| SET PROBLEM |
Which lines hold the string "ylabel"? Copy every one of them.

| EXTRACTED MATERIAL |
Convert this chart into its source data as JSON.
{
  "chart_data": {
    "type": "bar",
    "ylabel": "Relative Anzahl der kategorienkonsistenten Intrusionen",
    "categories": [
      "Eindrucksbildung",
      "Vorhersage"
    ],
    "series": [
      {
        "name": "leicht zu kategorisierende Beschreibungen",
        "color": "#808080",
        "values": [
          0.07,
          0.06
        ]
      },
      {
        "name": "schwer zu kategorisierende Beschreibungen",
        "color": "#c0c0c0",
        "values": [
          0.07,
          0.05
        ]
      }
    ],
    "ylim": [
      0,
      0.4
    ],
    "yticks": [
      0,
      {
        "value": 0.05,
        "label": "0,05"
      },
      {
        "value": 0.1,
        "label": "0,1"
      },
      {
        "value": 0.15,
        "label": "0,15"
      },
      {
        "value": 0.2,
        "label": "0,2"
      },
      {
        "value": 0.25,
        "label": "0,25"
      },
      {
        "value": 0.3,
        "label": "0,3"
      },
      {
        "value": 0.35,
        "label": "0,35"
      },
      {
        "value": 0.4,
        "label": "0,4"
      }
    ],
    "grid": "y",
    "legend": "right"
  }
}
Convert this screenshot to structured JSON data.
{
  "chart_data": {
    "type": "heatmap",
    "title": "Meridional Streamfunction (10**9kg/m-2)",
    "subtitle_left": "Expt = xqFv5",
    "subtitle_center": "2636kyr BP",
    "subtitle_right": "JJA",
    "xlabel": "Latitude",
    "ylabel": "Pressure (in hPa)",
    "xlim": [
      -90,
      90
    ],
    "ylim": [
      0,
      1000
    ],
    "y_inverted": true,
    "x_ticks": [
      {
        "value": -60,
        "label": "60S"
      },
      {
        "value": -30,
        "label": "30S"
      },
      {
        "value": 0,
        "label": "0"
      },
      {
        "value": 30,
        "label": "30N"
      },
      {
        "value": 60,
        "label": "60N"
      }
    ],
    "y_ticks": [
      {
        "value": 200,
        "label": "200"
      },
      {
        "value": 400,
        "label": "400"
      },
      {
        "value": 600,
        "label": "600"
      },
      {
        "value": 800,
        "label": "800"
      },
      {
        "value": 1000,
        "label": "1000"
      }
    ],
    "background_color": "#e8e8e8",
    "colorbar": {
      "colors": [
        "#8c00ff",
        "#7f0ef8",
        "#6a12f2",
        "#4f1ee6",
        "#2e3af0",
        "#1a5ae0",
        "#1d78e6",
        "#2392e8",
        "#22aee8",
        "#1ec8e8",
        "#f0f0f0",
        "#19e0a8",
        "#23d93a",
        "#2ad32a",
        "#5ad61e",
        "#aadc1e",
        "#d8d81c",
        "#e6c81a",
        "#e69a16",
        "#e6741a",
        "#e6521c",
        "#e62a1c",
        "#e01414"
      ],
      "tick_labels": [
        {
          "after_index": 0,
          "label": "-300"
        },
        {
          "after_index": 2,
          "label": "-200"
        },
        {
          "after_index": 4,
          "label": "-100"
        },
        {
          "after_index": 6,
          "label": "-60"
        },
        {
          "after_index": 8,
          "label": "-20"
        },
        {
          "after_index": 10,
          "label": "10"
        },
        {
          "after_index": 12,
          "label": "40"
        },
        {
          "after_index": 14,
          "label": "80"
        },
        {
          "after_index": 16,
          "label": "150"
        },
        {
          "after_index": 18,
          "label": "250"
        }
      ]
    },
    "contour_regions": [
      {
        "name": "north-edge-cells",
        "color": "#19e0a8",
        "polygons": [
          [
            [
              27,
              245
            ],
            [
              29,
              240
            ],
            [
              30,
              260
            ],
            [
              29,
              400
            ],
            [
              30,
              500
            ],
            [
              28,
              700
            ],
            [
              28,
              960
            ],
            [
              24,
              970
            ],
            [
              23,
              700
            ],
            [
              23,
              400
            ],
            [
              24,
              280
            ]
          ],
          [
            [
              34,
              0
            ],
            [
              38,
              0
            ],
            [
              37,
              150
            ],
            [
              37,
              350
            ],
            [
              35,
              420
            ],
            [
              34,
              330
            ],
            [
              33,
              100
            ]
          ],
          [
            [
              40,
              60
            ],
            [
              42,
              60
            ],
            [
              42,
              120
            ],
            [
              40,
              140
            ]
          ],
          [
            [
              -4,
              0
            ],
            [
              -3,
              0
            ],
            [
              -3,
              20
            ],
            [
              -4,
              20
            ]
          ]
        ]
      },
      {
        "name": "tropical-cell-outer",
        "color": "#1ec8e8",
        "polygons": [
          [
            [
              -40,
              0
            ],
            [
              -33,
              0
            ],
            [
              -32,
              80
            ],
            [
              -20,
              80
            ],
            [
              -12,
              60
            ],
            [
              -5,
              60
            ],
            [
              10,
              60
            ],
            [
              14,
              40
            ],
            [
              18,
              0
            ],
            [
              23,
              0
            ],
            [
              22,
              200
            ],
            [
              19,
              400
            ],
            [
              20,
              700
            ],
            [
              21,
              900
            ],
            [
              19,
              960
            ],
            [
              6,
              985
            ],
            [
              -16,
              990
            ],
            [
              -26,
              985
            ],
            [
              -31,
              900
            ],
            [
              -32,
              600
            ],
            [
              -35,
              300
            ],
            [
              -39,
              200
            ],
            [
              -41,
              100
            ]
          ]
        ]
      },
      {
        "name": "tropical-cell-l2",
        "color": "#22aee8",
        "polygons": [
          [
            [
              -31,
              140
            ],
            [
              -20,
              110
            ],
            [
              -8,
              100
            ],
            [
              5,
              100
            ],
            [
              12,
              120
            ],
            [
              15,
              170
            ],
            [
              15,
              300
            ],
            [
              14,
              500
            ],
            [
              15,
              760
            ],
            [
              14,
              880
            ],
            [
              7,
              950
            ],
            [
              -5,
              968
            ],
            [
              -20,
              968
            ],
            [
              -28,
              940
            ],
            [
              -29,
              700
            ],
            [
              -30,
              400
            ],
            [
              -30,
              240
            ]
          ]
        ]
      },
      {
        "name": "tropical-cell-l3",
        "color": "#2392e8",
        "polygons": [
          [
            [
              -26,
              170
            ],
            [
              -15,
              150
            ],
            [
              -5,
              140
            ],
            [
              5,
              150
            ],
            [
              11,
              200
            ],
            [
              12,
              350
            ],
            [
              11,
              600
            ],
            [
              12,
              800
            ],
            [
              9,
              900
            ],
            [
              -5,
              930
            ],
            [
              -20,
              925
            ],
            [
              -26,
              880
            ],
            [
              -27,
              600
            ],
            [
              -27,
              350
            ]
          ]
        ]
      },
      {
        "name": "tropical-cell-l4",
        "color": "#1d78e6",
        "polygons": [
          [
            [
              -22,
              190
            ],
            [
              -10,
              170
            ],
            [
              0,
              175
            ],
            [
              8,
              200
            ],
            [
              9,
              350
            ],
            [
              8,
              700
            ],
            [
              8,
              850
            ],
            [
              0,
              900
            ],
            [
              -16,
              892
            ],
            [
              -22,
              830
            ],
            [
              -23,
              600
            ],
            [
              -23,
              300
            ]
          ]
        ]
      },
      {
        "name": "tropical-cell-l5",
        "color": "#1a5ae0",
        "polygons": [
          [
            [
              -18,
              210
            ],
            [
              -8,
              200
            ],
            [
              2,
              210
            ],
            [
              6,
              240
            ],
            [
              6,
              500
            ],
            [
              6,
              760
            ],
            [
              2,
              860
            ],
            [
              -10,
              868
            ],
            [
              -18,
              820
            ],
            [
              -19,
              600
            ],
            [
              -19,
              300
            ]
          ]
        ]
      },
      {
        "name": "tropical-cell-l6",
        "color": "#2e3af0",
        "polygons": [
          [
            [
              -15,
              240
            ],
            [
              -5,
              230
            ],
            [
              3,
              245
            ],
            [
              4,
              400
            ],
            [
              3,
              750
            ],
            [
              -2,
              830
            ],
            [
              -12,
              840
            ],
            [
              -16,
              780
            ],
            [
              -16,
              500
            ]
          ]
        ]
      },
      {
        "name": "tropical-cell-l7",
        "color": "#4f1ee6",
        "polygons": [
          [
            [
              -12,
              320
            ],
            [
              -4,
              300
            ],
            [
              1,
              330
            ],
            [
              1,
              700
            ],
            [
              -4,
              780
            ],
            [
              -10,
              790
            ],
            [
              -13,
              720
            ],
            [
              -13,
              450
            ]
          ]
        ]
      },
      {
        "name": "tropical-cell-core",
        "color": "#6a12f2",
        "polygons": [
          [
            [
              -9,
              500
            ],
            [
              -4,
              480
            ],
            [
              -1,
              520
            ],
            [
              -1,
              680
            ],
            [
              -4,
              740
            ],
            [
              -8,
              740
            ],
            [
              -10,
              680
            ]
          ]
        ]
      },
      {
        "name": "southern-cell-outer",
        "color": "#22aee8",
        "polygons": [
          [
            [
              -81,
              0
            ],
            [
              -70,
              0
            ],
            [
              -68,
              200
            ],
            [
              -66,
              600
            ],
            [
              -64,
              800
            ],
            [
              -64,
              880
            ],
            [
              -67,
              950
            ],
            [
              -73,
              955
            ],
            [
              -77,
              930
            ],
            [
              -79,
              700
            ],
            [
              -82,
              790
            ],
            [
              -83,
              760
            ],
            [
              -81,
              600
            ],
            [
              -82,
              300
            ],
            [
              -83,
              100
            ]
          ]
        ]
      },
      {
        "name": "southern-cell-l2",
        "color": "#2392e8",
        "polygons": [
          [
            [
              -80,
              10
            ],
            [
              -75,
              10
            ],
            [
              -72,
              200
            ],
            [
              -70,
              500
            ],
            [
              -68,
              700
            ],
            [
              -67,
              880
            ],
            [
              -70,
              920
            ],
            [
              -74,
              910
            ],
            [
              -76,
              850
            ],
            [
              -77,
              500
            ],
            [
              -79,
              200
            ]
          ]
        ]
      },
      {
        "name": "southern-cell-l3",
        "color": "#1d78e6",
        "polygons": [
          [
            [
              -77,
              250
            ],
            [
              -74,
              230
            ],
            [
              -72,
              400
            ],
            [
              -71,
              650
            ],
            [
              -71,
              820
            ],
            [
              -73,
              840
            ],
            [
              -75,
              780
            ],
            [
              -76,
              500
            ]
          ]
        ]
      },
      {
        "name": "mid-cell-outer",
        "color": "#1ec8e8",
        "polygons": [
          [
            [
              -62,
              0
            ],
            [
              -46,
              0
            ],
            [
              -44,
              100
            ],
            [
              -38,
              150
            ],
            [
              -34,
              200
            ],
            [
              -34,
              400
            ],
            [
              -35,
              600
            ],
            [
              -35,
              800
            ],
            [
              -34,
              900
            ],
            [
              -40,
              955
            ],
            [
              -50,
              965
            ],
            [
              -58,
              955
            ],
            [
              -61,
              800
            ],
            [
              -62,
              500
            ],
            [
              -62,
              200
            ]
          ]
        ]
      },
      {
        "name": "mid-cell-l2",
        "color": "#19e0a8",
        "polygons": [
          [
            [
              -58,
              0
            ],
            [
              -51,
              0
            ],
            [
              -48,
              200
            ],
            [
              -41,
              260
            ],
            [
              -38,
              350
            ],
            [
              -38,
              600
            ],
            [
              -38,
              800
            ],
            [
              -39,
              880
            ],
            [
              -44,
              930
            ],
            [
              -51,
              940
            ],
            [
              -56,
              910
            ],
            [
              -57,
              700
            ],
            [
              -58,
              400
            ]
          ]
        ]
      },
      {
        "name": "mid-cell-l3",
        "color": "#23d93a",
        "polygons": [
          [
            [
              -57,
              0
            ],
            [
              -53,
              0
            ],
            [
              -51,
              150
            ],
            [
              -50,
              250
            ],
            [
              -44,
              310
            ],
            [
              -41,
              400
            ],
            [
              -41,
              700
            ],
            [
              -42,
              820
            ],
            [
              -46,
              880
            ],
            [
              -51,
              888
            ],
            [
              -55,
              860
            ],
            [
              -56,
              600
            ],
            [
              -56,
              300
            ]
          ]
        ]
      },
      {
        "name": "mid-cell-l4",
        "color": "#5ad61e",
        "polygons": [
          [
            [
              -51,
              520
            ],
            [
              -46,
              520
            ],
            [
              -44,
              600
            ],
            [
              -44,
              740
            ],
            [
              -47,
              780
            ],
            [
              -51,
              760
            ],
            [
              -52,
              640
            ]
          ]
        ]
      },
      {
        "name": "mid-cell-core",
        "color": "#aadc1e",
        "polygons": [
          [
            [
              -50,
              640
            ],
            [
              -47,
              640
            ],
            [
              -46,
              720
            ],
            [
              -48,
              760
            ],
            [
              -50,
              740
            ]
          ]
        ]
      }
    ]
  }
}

| EXPECTED OUTPUT |
    "ylabel": "Relative Anzahl der kategorienkonsistenten Intrusionen",
    "ylabel": "Pressure (in hPa)",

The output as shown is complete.